A block of data:

----

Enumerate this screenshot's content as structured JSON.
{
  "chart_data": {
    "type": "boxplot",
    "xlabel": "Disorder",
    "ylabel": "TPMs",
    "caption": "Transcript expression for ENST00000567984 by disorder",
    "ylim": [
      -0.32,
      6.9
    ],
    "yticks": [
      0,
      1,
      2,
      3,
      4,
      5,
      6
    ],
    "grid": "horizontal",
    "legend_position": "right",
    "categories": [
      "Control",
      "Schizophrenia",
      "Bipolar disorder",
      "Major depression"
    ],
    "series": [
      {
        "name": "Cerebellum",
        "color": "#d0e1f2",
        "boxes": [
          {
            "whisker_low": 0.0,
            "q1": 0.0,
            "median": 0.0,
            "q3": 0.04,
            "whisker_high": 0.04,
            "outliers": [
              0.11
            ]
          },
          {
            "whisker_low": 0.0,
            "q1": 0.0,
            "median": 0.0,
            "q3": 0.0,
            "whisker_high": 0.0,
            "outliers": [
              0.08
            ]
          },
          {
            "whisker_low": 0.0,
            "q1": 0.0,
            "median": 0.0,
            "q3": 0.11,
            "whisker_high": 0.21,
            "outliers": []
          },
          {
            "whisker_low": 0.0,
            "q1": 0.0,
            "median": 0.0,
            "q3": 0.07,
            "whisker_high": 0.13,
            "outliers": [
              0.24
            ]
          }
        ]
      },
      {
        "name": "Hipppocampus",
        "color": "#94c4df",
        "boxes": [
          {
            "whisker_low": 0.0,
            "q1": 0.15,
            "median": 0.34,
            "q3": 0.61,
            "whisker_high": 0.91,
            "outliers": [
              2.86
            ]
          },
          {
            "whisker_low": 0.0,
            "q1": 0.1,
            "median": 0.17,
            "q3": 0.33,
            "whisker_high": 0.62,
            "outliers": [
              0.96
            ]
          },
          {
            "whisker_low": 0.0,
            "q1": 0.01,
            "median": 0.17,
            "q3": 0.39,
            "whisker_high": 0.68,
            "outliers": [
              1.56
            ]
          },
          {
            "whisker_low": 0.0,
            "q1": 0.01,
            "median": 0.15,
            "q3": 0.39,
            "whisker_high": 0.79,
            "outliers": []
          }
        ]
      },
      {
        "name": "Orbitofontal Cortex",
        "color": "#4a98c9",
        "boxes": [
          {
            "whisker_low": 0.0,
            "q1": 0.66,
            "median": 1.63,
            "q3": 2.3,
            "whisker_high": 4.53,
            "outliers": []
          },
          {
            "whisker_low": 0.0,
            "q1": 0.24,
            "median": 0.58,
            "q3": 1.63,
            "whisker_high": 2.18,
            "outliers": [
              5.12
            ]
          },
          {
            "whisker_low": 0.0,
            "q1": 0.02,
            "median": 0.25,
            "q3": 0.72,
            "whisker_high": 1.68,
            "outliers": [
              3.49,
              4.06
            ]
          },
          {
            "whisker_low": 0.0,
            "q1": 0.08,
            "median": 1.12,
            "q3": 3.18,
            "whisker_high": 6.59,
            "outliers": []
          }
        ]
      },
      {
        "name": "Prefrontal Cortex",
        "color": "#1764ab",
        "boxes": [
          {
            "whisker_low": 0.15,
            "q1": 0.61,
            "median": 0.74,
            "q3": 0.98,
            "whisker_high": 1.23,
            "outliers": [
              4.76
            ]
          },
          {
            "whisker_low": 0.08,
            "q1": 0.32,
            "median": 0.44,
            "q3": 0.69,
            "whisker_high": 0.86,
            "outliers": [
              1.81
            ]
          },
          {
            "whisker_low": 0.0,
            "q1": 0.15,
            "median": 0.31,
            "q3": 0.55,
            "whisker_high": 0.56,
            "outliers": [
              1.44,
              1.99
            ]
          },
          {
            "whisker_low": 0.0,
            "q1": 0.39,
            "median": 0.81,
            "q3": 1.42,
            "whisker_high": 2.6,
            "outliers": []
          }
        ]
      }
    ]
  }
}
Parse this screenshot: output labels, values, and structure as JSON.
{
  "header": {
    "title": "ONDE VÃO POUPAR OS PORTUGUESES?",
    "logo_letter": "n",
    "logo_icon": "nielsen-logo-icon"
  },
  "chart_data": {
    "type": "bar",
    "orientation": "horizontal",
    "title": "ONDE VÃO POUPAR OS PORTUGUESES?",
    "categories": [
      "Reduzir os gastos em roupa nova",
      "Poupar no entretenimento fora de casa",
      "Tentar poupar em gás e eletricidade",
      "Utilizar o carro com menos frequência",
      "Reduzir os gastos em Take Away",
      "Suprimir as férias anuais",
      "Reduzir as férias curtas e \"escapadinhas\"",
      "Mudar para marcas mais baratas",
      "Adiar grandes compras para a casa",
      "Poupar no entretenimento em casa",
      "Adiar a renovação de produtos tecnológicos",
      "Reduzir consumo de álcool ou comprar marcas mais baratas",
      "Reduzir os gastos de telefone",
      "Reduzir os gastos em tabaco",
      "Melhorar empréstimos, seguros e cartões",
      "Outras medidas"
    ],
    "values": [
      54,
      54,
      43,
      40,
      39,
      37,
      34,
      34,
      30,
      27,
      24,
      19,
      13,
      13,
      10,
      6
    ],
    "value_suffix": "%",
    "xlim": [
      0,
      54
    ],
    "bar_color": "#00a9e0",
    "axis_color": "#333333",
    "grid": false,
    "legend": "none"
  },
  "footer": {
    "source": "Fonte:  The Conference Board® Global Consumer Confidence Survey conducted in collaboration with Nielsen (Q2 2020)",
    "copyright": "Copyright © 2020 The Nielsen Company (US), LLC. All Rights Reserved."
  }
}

----

_WHAT NEEDS TO BE DONE_
Set down the material above again, word for word.

_REPLY TO THE TASK_
Enumerate this screenshot's content as structured JSON.
{
  "chart_data": {
    "type": "boxplot",
    "xlabel": "Disorder",
    "ylabel": "TPMs",
    "caption": "Transcript expression for ENST00000567984 by disorder",
    "ylim": [
      -0.32,
      6.9
    ],
    "yticks": [
      0,
      1,
      2,
      3,
      4,
      5,
      6
    ],
    "grid": "horizontal",
    "legend_position": "right",
    "categories": [
      "Control",
      "Schizophrenia",
      "Bipolar disorder",
      "Major depression"
    ],
    "series": [
      {
        "name": "Cerebellum",
        "color": "#d0e1f2",
        "boxes": [
          {
            "whisker_low": 0.0,
            "q1": 0.0,
            "median": 0.0,
            "q3": 0.04,
            "whisker_high": 0.04,
            "outliers": [
              0.11
            ]
          },
          {
            "whisker_low": 0.0,
            "q1": 0.0,
            "median": 0.0,
            "q3": 0.0,
            "whisker_high": 0.0,
            "outliers": [
              0.08
            ]
          },
          {
            "whisker_low": 0.0,
            "q1": 0.0,
            "median": 0.0,
            "q3": 0.11,
            "whisker_high": 0.21,
            "outliers": []
          },
          {
            "whisker_low": 0.0,
            "q1": 0.0,
            "median": 0.0,
            "q3": 0.07,
            "whisker_high": 0.13,
            "outliers": [
              0.24
            ]
          }
        ]
      },
      {
        "name": "Hipppocampus",
        "color": "#94c4df",
        "boxes": [
          {
            "whisker_low": 0.0,
            "q1": 0.15,
            "median": 0.34,
            "q3": 0.61,
            "whisker_high": 0.91,
            "outliers": [
              2.86
            ]
          },
          {
            "whisker_low": 0.0,
            "q1": 0.1,
            "median": 0.17,
            "q3": 0.33,
            "whisker_high": 0.62,
            "outliers": [
              0.96
            ]
          },
          {
            "whisker_low": 0.0,
            "q1": 0.01,
            "median": 0.17,
            "q3": 0.39,
            "whisker_high": 0.68,
            "outliers": [
              1.56
            ]
          },
          {
            "whisker_low": 0.0,
            "q1": 0.01,
            "median": 0.15,
            "q3": 0.39,
            "whisker_high": 0.79,
            "outliers": []
          }
        ]
      },
      {
        "name": "Orbitofontal Cortex",
        "color": "#4a98c9",
        "boxes": [
          {
            "whisker_low": 0.0,
            "q1": 0.66,
            "median": 1.63,
            "q3": 2.3,
            "whisker_high": 4.53,
            "outliers": []
          },
          {
            "whisker_low": 0.0,
            "q1": 0.24,
            "median": 0.58,
            "q3": 1.63,
            "whisker_high": 2.18,
            "outliers": [
              5.12
            ]
          },
          {
            "whisker_low": 0.0,
            "q1": 0.02,
            "median": 0.25,
            "q3": 0.72,
            "whisker_high": 1.68,
            "outliers": [
              3.49,
              4.06
            ]
          },
          {
            "whisker_low": 0.0,
            "q1": 0.08,
            "median": 1.12,
            "q3": 3.18,
            "whisker_high": 6.59,
            "outliers": []
          }
        ]
      },
      {
        "name": "Prefrontal Cortex",
        "color": "#1764ab",
        "boxes": [
          {
            "whisker_low": 0.15,
            "q1": 0.61,
            "median": 0.74,
            "q3": 0.98,
            "whisker_high": 1.23,
            "outliers": [
              4.76
            ]
          },
          {
            "whisker_low": 0.08,
            "q1": 0.32,
            "median": 0.44,
            "q3": 0.69,
            "whisker_high": 0.86,
            "outliers": [
              1.81
            ]
          },
          {
            "whisker_low": 0.0,
            "q1": 0.15,
            "median": 0.31,
            "q3": 0.55,
            "whisker_high": 0.56,
            "outliers": [
              1.44,
              1.99
            ]
          },
          {
            "whisker_low": 0.0,
            "q1": 0.39,
            "median": 0.81,
            "q3": 1.42,
            "whisker_high": 2.6,
            "outliers": []
          }
        ]
      }
    ]
  }
}
Parse this screenshot: output labels, values, and structure as JSON.
{
  "header": {
    "title": "ONDE VÃO POUPAR OS PORTUGUESES?",
    "logo_letter": "n",
    "logo_icon": "nielsen-logo-icon"
  },
  "chart_data": {
    "type": "bar",
    "orientation": "horizontal",
    "title": "ONDE VÃO POUPAR OS PORTUGUESES?",
    "categories": [
      "Reduzir os gastos em roupa nova",
      "Poupar no entretenimento fora de casa",
      "Tentar poupar em gás e eletricidade",
      "Utilizar o carro com menos frequência",
      "Reduzir os gastos em Take Away",
      "Suprimir as férias anuais",
      "Reduzir as férias curtas e \"escapadinhas\"",
      "Mudar para marcas mais baratas",
      "Adiar grandes compras para a casa",
      "Poupar no entretenimento em casa",
      "Adiar a renovação de produtos tecnológicos",
      "Reduzir consumo de álcool ou comprar marcas mais baratas",
      "Reduzir os gastos de telefone",
      "Reduzir os gastos em tabaco",
      "Melhorar empréstimos, seguros e cartões",
      "Outras medidas"
    ],
    "values": [
      54,
      54,
      43,
      40,
      39,
      37,
      34,
      34,
      30,
      27,
      24,
      19,
      13,
      13,
      10,
      6
    ],
    "value_suffix": "%",
    "xlim": [
      0,
      54
    ],
    "bar_color": "#00a9e0",
    "axis_color": "#333333",
    "grid": false,
    "legend": "none"
  },
  "footer": {
    "source": "Fonte:  The Conference Board® Global Consumer Confidence Survey conducted in collaboration with Nielsen (Q2 2020)",
    "copyright": "Copyright © 2020 The Nielsen Company (US), LLC. All Rights Reserved."
  }
}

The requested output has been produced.